EXERCISE PROMPT – Each line below should be reproduced without any alteration.

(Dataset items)

______

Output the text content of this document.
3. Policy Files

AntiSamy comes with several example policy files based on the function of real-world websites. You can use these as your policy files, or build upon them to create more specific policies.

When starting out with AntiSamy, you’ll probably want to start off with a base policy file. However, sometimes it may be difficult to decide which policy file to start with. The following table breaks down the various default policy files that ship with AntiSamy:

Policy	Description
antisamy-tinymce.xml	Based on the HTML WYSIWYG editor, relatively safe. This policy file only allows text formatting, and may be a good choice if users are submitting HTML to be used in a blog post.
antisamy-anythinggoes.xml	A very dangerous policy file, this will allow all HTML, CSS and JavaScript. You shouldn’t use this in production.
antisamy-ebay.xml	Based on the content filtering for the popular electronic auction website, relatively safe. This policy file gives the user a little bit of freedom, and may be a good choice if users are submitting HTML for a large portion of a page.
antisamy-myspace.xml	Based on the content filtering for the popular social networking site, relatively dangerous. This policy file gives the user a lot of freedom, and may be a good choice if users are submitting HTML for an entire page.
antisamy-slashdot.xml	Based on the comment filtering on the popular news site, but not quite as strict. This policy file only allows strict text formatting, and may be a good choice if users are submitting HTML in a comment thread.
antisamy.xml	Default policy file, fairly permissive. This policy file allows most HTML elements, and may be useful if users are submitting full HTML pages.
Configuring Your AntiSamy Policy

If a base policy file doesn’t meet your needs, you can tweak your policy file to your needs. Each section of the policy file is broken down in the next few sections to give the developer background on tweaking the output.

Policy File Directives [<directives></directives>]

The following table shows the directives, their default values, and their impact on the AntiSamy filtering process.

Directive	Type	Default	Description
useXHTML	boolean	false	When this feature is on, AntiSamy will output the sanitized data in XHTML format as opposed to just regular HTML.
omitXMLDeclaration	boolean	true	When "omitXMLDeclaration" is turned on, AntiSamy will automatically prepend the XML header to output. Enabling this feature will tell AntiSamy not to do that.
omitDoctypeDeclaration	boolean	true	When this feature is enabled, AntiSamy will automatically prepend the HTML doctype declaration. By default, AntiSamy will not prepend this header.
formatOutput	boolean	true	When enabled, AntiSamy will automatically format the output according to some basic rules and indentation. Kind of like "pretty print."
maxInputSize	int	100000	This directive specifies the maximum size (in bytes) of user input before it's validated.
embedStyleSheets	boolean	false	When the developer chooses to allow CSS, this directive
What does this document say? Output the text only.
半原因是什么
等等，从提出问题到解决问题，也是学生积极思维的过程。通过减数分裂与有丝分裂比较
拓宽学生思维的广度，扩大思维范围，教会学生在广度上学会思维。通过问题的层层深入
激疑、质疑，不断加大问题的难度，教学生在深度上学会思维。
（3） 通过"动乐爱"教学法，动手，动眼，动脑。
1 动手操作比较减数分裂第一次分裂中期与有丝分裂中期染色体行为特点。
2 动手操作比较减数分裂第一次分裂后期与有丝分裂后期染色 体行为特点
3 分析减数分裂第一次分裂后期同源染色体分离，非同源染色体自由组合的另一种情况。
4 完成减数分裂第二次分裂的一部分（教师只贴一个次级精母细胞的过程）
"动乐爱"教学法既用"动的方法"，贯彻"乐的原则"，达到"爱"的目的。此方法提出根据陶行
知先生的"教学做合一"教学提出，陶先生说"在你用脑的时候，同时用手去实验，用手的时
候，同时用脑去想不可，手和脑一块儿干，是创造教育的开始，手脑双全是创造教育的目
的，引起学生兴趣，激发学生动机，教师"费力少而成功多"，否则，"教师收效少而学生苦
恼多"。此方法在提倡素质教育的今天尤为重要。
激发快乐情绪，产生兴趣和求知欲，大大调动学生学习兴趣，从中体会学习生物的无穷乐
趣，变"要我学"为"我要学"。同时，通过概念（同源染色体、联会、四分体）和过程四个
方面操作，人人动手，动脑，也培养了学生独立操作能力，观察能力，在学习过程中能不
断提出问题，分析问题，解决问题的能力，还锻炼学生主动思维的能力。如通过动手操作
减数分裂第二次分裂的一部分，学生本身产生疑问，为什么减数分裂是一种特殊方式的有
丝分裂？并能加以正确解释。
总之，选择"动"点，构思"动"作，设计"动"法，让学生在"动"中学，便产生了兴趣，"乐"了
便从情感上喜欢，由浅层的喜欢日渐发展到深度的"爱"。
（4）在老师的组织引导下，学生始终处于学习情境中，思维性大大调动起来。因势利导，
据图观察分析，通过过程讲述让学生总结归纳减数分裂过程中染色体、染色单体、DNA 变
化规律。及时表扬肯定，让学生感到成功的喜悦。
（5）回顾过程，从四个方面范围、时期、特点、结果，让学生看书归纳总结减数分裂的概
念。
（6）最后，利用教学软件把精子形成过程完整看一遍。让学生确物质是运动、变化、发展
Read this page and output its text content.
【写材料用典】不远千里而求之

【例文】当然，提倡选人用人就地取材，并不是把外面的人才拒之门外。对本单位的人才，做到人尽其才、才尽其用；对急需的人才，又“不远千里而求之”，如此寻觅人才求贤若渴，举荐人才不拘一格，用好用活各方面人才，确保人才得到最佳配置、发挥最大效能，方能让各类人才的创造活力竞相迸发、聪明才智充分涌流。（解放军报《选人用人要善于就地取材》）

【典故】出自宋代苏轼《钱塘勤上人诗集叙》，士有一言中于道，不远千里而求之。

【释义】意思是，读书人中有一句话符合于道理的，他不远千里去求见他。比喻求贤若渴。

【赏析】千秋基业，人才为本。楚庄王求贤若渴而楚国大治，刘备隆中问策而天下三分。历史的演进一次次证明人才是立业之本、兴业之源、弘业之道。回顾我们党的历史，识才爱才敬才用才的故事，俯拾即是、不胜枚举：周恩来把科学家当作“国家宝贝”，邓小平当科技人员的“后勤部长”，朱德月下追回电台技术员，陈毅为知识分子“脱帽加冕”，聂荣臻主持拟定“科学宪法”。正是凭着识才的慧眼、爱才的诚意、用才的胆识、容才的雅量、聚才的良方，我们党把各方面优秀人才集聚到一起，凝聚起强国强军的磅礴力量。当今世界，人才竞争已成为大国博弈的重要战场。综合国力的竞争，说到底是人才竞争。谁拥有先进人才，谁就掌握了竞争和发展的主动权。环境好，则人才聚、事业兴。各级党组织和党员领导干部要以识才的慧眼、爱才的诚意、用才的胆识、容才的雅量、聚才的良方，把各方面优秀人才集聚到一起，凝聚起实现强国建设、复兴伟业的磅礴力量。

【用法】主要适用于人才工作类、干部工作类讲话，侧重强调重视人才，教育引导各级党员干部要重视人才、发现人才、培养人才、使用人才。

______

SOLUTION BELOW –
Output the text content of this document.
3. Policy Files

AntiSamy comes with several example policy files based on the function of real-world websites. You can use these as your policy files, or build upon them to create more specific policies.

When starting out with AntiSamy, you’ll probably want to start off with a base policy file. However, sometimes it may be difficult to decide which policy file to start with. The following table breaks down the various default policy files that ship with AntiSamy:

Policy	Description
antisamy-tinymce.xml	Based on the HTML WYSIWYG editor, relatively safe. This policy file only allows text formatting, and may be a good choice if users are submitting HTML to be used in a blog post.
antisamy-anythinggoes.xml	A very dangerous policy file, this will allow all HTML, CSS and JavaScript. You shouldn’t use this in production.
antisamy-ebay.xml	Based on the content filtering for the popular electronic auction website, relatively safe. This policy file gives the user a little bit of freedom, and may be a good choice if users are submitting HTML for a large portion of a page.
antisamy-myspace.xml	Based on the content filtering for the popular social networking site, relatively dangerous. This policy file gives the user a lot of freedom, and may be a good choice if users are submitting HTML for an entire page.
antisamy-slashdot.xml	Based on the comment filtering on the popular news site, but not quite as strict. This policy file only allows strict text formatting, and may be a good choice if users are submitting HTML in a comment thread.
antisamy.xml	Default policy file, fairly permissive. This policy file allows most HTML elements, and may be useful if users are submitting full HTML pages.
Configuring Your AntiSamy Policy

If a base policy file doesn’t meet your needs, you can tweak your policy file to your needs. Each section of the policy file is broken down in the next few sections to give the developer background on tweaking the output.

Policy File Directives [<directives></directives>]

The following table shows the directives, their default values, and their impact on the AntiSamy filtering process.

Directive	Type	Default	Description
useXHTML	boolean	false	When this feature is on, AntiSamy will output the sanitized data in XHTML format as opposed to just regular HTML.
omitXMLDeclaration	boolean	true	When "omitXMLDeclaration" is turned on, AntiSamy will automatically prepend the XML header to output. Enabling this feature will tell AntiSamy not to do that.
omitDoctypeDeclaration	boolean	true	When this feature is enabled, AntiSamy will automatically prepend the HTML doctype declaration. By default, AntiSamy will not prepend this header.
formatOutput	boolean	true	When enabled, AntiSamy will automatically format the output according to some basic rules and indentation. Kind of like "pretty print."
maxInputSize	int	100000	This directive specifies the maximum size (in bytes) of user input before it's validated.
embedStyleSheets	boolean	false	When the developer chooses to allow CSS, this directive
What does this document say? Output the text only.
半原因是什么
等等，从提出问题到解决问题，也是学生积极思维的过程。通过减数分裂与有丝分裂比较
拓宽学生思维的广度，扩大思维范围，教会学生在广度上学会思维。通过问题的层层深入
激疑、质疑，不断加大问题的难度，教学生在深度上学会思维。
（3） 通过"动乐爱"教学法，动手，动眼，动脑。
1 动手操作比较减数分裂第一次分裂中期与有丝分裂中期染色体行为特点。
2 动手操作比较减数分裂第一次分裂后期与有丝分裂后期染色 体行为特点
3 分析减数分裂第一次分裂后期同源染色体分离，非同源染色体自由组合的另一种情况。
4 完成减数分裂第二次分裂的一部分（教师只贴一个次级精母细胞的过程）
"动乐爱"教学法既用"动的方法"，贯彻"乐的原则"，达到"爱"的目的。此方法提出根据陶行
知先生的"教学做合一"教学提出，陶先生说"在你用脑的时候，同时用手去实验，用手的时
候，同时用脑去想不可，手和脑一块儿干，是创造教育的开始，手脑双全是创造教育的目
的，引起学生兴趣，激发学生动机，教师"费力少而成功多"，否则，"教师收效少而学生苦
恼多"。此方法在提倡素质教育的今天尤为重要。
激发快乐情绪，产生兴趣和求知欲，大大调动学生学习兴趣，从中体会学习生物的无穷乐
趣，变"要我学"为"我要学"。同时，通过概念（同源染色体、联会、四分体）和过程四个
方面操作，人人动手，动脑，也培养了学生独立操作能力，观察能力，在学习过程中能不
断提出问题，分析问题，解决问题的能力，还锻炼学生主动思维的能力。如通过动手操作
减数分裂第二次分裂的一部分，学生本身产生疑问，为什么减数分裂是一种特殊方式的有
丝分裂？并能加以正确解释。
总之，选择"动"点，构思"动"作，设计"动"法，让学生在"动"中学，便产生了兴趣，"乐"了
便从情感上喜欢，由浅层的喜欢日渐发展到深度的"爱"。
（4）在老师的组织引导下，学生始终处于学习情境中，思维性大大调动起来。因势利导，
据图观察分析，通过过程讲述让学生总结归纳减数分裂过程中染色体、染色单体、DNA 变
化规律。及时表扬肯定，让学生感到成功的喜悦。
（5）回顾过程，从四个方面范围、时期、特点、结果，让学生看书归纳总结减数分裂的概
念。
（6）最后，利用教学软件把精子形成过程完整看一遍。让学生确物质是运动、变化、发展
Read this page and output its text content.
【写材料用典】不远千里而求之

【例文】当然，提倡选人用人就地取材，并不是把外面的人才拒之门外。对本单位的人才，做到人尽其才、才尽其用；对急需的人才，又“不远千里而求之”，如此寻觅人才求贤若渴，举荐人才不拘一格，用好用活各方面人才，确保人才得到最佳配置、发挥最大效能，方能让各类人才的创造活力竞相迸发、聪明才智充分涌流。（解放军报《选人用人要善于就地取材》）

【典故】出自宋代苏轼《钱塘勤上人诗集叙》，士有一言中于道，不远千里而求之。

【释义】意思是，读书人中有一句话符合于道理的，他不远千里去求见他。比喻求贤若渴。

【赏析】千秋基业，人才为本。楚庄王求贤若渴而楚国大治，刘备隆中问策而天下三分。历史的演进一次次证明人才是立业之本、兴业之源、弘业之道。回顾我们党的历史，识才爱才敬才用才的故事，俯拾即是、不胜枚举：周恩来把科学家当作“国家宝贝”，邓小平当科技人员的“后勤部长”，朱德月下追回电台技术员，陈毅为知识分子“脱帽加冕”，聂荣臻主持拟定“科学宪法”。正是凭着识才的慧眼、爱才的诚意、用才的胆识、容才的雅量、聚才的良方，我们党把各方面优秀人才集聚到一起，凝聚起强国强军的磅礴力量。当今世界，人才竞争已成为大国博弈的重要战场。综合国力的竞争，说到底是人才竞争。谁拥有先进人才，谁就掌握了竞争和发展的主动权。环境好，则人才聚、事业兴。各级党组织和党员领导干部要以识才的慧眼、爱才的诚意、用才的胆识、容才的雅量、聚才的良方，把各方面优秀人才集聚到一起，凝聚起实现强国建设、复兴伟业的磅礴力量。

【用法】主要适用于人才工作类、干部工作类讲话，侧重强调重视人才，教育引导各级党员干部要重视人才、发现人才、培养人才、使用人才。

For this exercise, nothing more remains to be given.